[What is asked]
• A. Answer these from the RBI rate article:
(i) At what level was the cash reserve ratio kept?
(ii) By how many basis points has the repo been cut since January?
(iii) What growth projection for fiscal 2015-16 did the RBI maintain?
• B. From the RBI rate article, quote the passage from "Unveiling the fifth" up to and including "125 basis points.".

[Page extract]
____________________
Reserve Bank of India keeps repo rate unchanged at 6.75%

Reserve Bank of India keeps repo rate unchanged at 6.75%
Raghuram Rajan speaking during a news conference at the RBI headquarters in Mumbai on Tuesday. India's central bank kept interest rates on hold December 1, citing rising inflation and 'weakness' in Asia's third-largest economy despite recent growth.

Mumbai - Raghuram Rajan, the governor of the central bank, kept the cash reserve ratio unchanged at four per cent.



by

Nithin Belle

Published: Tue 1 Dec 2015, 11:00 PM

Last updated: Wed 2 Dec 2015, 11:25 AM

After cutting the benchmark repo rate four times since the beginning of the year, the Reserve Bank of India on Tuesday decided not to tinker with the rates. The repo was kept unchanged at 6.75 per cent.
Unveiling the fifth bi-monthly monetary policy statement, Raghuram Rajan, the governor of the central bank, also kept the cash reserve ratio unchanged at four per cent. Since January, Rajan - who was under intense pressure from the government and industry to reduce rates - has slashed the repo by 125 basis points.
Coming just a day after the government announced that second-quarter GDP had expanded by 7.4 per cent, even surpassing China's growth rate, Rajan chose not to touch the key rates. He maintained the RBI's growth projection for fiscal 2015-16 at 7.4 per cent, though "with a mild downside bias."
The RBI governor has been cautiously lowering interest rates, worrying about the impact of inflation. "As anticipated in our previous policy, retail inflation measured by the consumer price index (CPI) increased for the third successive month in October, pushed up by a surge in the monthly momentum," remarked Rajan. "Food inflation rose sharply in October, driven especially by pulses."
____________________
[Raw records]
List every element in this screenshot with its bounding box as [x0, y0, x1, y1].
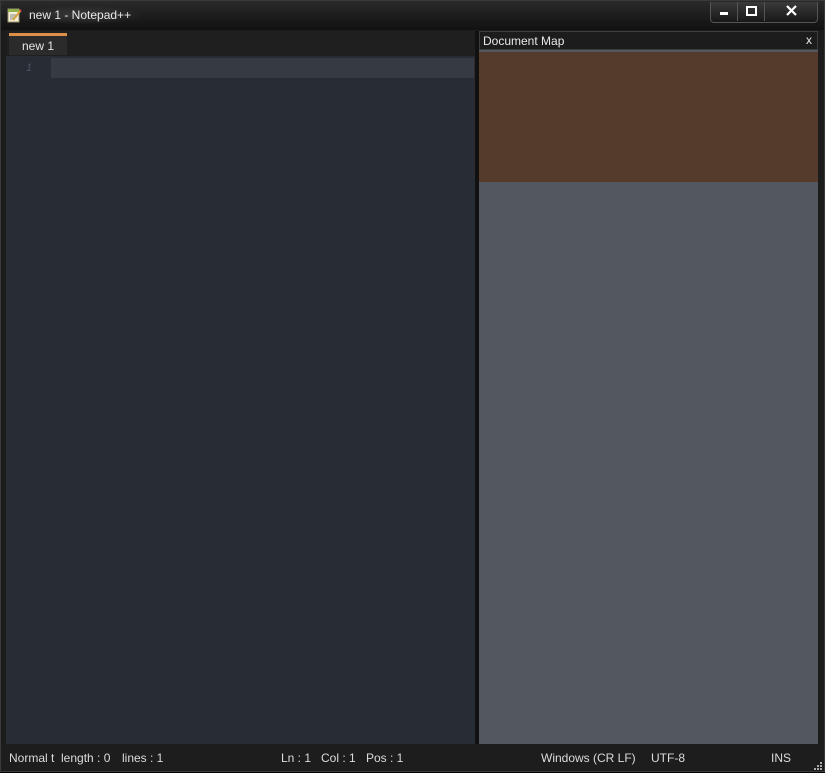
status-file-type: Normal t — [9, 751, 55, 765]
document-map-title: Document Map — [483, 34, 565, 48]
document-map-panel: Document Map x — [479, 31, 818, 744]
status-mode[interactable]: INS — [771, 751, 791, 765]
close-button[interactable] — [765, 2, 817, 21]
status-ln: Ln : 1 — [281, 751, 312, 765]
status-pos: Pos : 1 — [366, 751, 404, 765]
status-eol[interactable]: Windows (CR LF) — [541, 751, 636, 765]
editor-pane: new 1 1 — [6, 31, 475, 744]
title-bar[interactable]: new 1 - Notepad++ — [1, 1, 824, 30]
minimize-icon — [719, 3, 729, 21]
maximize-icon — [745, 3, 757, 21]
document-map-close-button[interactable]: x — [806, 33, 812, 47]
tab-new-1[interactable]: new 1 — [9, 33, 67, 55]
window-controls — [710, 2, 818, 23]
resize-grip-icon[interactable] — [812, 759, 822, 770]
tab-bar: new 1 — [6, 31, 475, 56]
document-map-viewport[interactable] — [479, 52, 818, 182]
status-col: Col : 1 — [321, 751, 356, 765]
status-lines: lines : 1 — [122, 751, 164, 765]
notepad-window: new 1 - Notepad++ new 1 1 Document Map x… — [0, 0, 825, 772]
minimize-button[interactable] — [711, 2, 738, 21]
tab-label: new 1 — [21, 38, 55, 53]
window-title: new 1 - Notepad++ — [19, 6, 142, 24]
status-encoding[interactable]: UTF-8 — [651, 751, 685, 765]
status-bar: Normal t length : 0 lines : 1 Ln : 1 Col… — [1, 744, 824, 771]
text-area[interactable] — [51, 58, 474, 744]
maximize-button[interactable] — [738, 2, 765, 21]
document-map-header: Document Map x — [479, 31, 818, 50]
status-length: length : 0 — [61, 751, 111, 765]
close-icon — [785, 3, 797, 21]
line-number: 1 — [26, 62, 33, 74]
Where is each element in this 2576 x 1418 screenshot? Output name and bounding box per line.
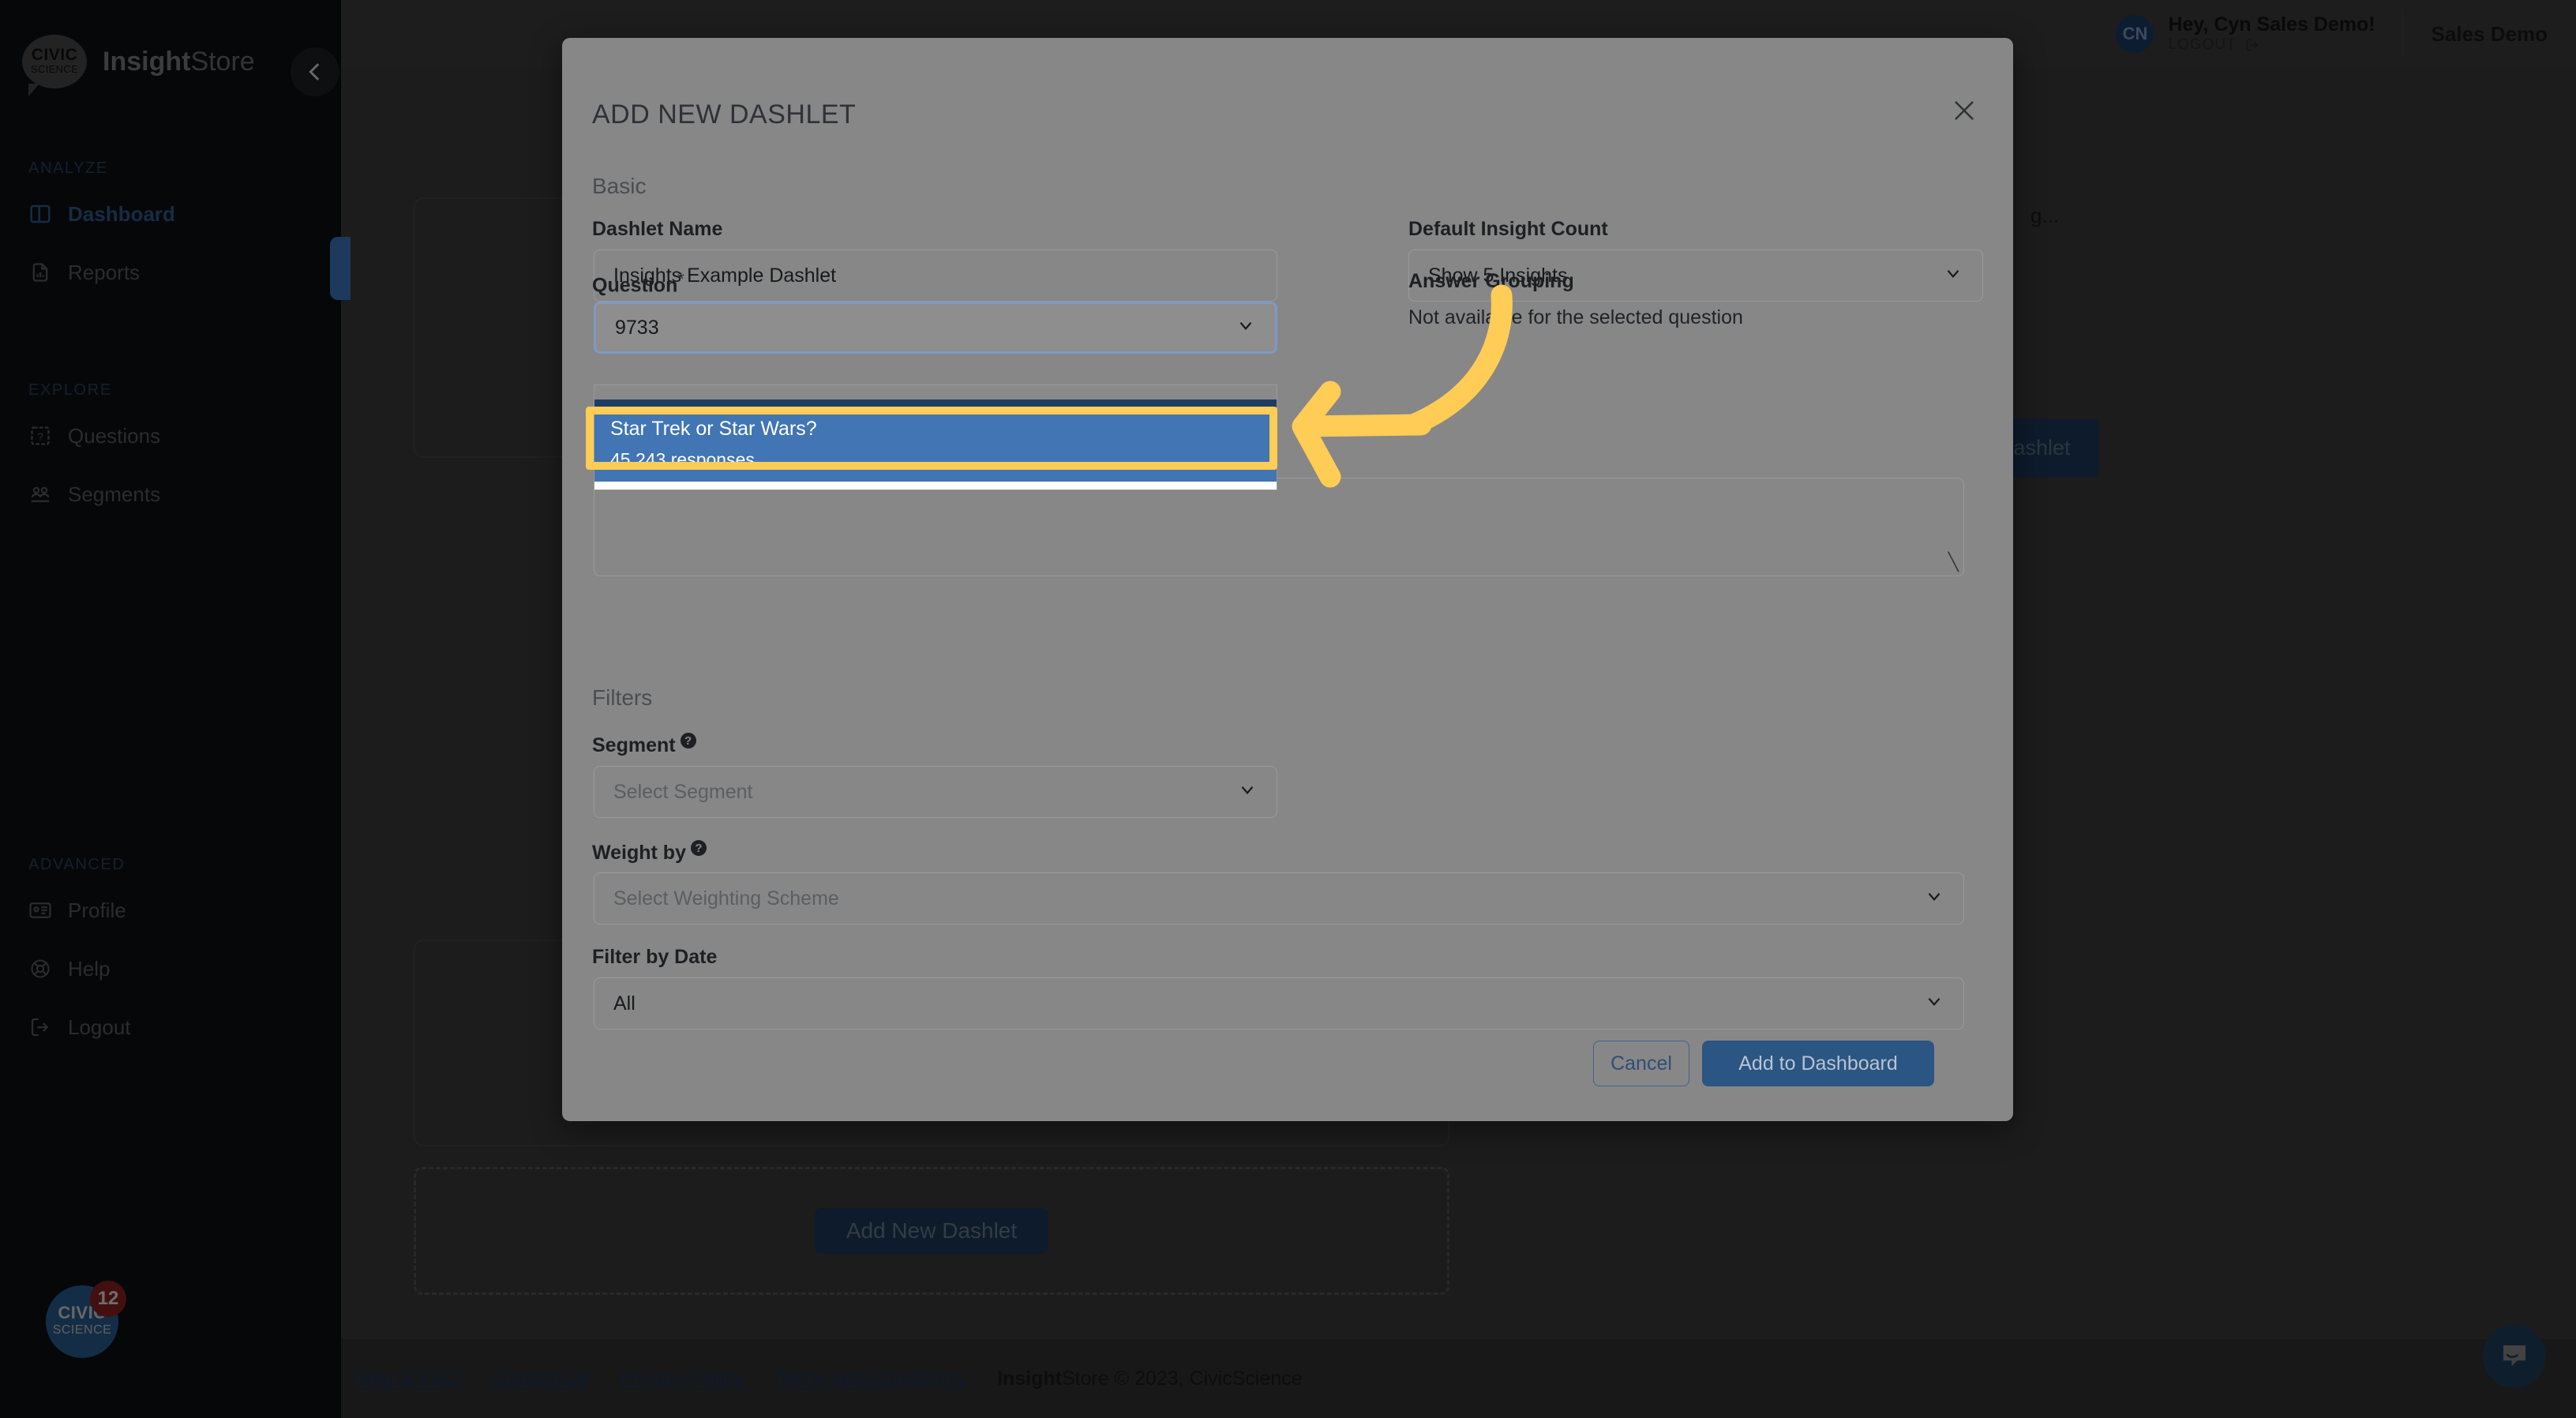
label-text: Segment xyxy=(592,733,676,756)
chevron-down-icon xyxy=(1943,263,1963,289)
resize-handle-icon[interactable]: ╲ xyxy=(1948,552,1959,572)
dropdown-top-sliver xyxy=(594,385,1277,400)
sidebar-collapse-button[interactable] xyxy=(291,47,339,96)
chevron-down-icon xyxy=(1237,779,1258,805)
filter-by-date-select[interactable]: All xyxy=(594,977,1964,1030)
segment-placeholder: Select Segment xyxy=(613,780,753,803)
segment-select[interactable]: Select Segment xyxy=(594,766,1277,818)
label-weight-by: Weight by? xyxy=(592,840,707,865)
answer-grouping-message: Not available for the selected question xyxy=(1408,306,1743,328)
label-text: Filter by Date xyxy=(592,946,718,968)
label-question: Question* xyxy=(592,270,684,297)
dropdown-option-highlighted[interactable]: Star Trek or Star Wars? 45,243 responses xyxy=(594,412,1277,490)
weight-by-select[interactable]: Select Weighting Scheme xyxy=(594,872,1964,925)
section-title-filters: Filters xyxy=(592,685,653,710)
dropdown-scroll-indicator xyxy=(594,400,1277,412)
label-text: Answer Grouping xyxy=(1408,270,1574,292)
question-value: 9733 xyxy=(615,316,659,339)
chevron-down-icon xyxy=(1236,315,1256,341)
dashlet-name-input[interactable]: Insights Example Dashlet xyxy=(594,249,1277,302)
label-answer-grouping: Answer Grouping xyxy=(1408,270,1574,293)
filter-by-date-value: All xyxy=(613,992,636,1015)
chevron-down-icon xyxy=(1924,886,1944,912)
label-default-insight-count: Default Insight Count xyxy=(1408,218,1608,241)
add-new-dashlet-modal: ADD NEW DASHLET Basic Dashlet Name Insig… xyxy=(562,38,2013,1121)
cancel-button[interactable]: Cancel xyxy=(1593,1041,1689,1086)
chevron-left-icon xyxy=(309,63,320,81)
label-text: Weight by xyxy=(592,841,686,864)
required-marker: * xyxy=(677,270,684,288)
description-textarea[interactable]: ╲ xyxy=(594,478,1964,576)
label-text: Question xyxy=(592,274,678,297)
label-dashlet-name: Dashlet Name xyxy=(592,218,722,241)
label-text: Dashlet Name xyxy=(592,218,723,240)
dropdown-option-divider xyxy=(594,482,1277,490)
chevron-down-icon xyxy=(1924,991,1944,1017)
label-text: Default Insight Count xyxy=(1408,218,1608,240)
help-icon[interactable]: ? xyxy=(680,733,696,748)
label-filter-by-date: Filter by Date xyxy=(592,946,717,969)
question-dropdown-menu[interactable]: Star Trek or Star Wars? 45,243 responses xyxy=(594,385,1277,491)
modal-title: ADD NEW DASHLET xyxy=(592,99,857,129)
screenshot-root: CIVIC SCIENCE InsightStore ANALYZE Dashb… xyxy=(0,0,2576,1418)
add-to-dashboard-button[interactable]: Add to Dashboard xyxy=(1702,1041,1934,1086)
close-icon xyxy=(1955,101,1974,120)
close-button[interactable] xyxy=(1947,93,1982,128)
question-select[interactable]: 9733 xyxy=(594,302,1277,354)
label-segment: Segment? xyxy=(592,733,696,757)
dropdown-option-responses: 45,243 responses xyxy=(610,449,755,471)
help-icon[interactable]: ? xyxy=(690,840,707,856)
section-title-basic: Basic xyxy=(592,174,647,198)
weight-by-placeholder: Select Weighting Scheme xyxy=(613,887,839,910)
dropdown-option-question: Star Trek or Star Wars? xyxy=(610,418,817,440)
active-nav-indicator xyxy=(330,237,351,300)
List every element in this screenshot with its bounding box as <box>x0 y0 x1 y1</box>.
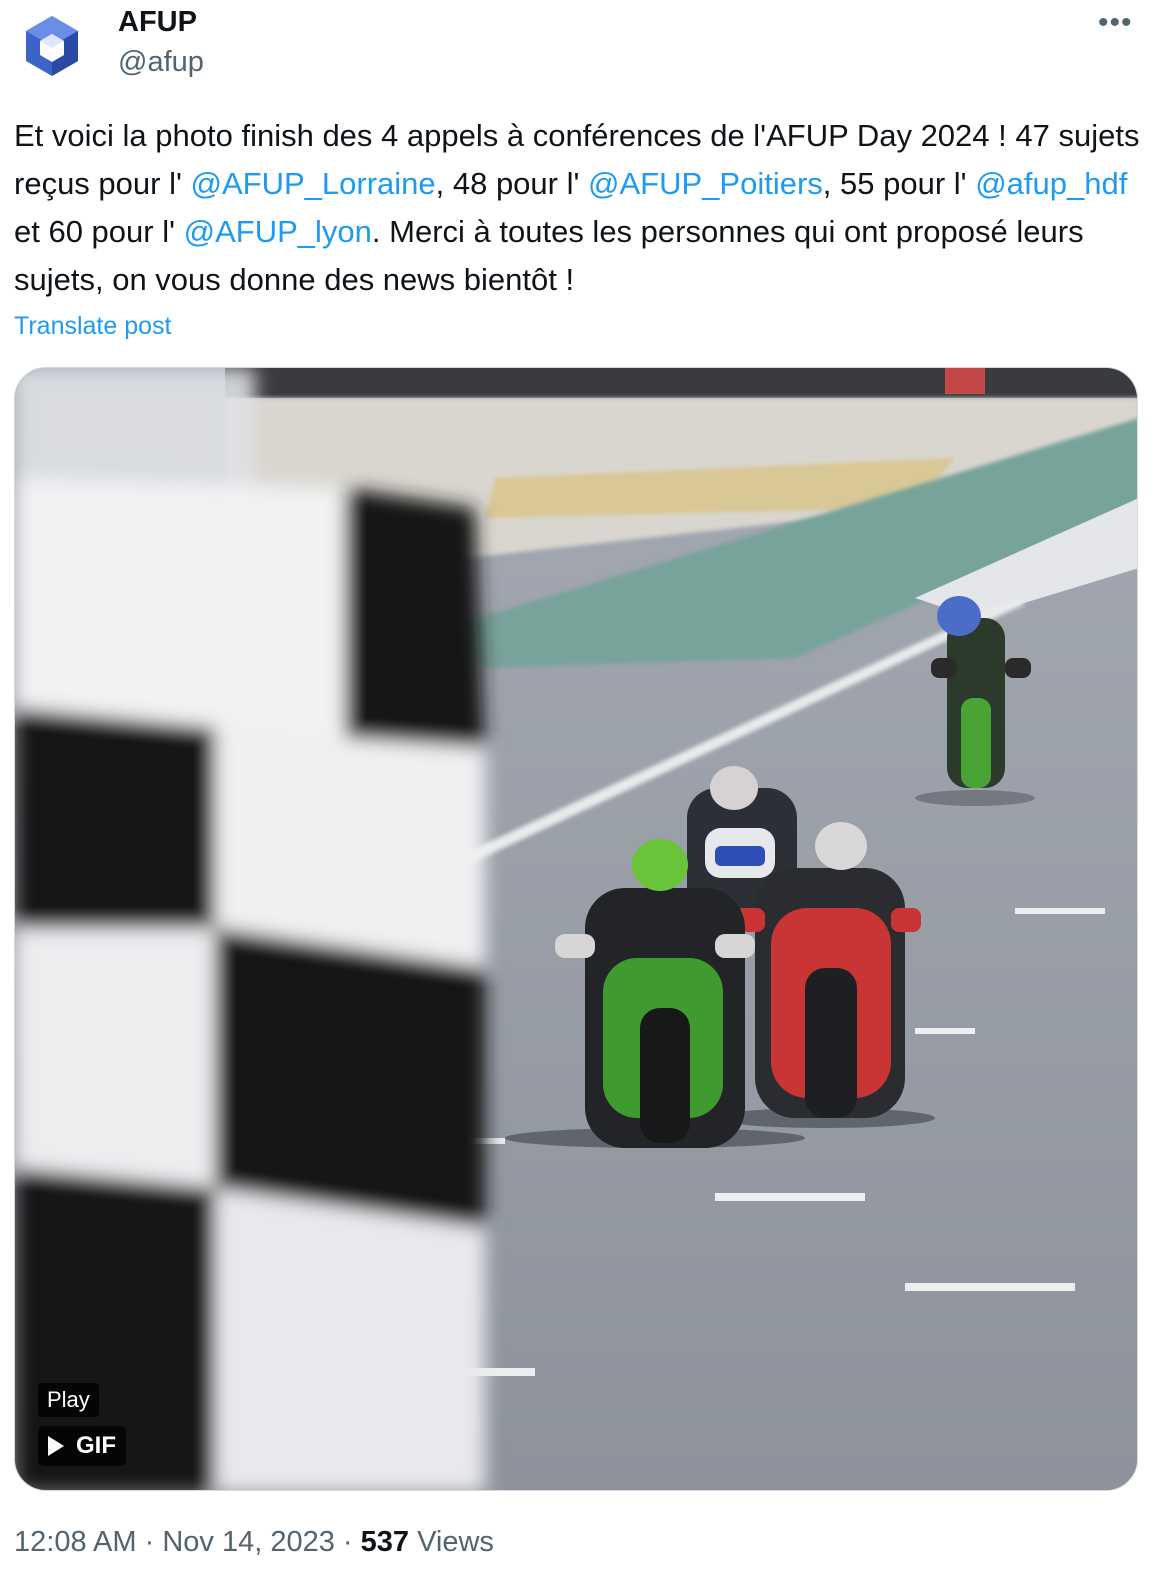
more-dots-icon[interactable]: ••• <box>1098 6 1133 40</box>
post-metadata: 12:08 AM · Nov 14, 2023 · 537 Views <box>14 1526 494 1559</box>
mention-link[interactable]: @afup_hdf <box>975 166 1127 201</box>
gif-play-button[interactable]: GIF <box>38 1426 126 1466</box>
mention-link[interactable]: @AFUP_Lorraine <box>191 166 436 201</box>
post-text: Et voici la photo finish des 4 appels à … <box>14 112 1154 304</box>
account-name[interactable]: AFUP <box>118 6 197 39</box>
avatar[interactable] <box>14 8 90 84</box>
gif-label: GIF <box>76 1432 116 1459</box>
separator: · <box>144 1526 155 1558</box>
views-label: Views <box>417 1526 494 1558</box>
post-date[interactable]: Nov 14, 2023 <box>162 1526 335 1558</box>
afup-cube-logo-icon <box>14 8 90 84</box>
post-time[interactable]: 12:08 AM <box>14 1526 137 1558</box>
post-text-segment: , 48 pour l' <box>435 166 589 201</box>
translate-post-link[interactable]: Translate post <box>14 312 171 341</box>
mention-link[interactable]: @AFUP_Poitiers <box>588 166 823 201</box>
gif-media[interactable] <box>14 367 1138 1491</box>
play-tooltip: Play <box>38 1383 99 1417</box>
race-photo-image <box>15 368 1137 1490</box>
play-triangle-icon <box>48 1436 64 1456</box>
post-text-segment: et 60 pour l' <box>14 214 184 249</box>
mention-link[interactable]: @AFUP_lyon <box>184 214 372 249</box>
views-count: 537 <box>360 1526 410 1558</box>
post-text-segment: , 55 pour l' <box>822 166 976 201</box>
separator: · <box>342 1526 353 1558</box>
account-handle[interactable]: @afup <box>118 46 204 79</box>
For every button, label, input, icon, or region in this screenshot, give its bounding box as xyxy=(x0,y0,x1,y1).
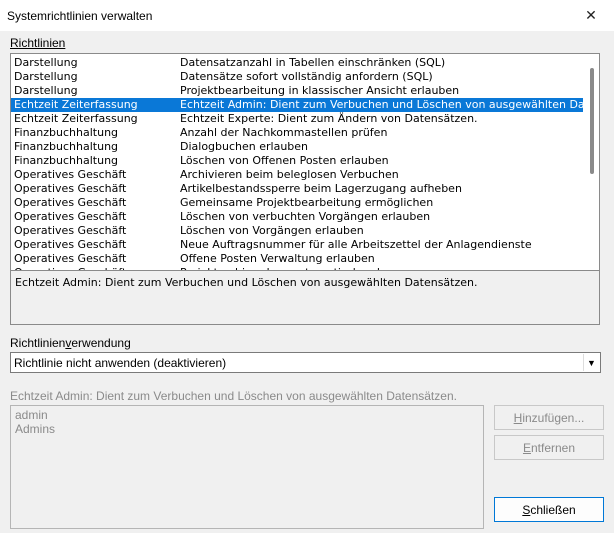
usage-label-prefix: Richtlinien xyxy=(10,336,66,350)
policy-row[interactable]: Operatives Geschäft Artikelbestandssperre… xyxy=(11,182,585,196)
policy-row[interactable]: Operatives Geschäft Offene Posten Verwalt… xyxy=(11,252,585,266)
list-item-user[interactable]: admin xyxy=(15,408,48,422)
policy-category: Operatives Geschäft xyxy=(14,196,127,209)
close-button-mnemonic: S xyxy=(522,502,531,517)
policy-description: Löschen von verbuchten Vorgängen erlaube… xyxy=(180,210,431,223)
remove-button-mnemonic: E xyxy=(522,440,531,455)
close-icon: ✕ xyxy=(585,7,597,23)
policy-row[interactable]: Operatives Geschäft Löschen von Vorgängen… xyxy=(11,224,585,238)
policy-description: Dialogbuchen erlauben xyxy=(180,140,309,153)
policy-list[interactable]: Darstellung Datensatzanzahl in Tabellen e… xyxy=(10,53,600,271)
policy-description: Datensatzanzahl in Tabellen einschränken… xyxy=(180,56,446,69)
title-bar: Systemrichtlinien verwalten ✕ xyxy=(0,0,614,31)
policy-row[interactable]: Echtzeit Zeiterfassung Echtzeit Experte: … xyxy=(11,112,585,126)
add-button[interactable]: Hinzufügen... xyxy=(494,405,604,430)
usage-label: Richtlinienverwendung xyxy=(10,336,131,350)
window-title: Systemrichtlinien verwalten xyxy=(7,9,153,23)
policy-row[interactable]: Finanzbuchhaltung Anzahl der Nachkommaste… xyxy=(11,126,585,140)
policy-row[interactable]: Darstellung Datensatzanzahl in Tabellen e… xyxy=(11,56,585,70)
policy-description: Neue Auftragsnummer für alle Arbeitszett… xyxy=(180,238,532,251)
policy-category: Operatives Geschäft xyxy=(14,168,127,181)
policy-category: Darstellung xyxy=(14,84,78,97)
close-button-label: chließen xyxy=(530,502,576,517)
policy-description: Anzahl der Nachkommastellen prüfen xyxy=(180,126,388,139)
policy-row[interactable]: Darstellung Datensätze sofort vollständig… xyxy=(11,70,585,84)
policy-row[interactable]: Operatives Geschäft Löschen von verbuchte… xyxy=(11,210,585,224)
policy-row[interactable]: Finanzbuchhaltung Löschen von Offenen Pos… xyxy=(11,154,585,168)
____________________
[Outputs in order]
• A.
(i) Four per cent.
(ii) 125 basis points.
(iii) 7.4 per cent, "with a mild downside bias."

• B.
Unveiling the fifth bi-monthly monetary policy statement, Raghuram Rajan, the governor of the central bank, also kept the cash reserve ratio unchanged at four per cent. Since January, Rajan - who was under intense pressure from the government and industry to reduce rates - has slashed the repo by 125 basis points.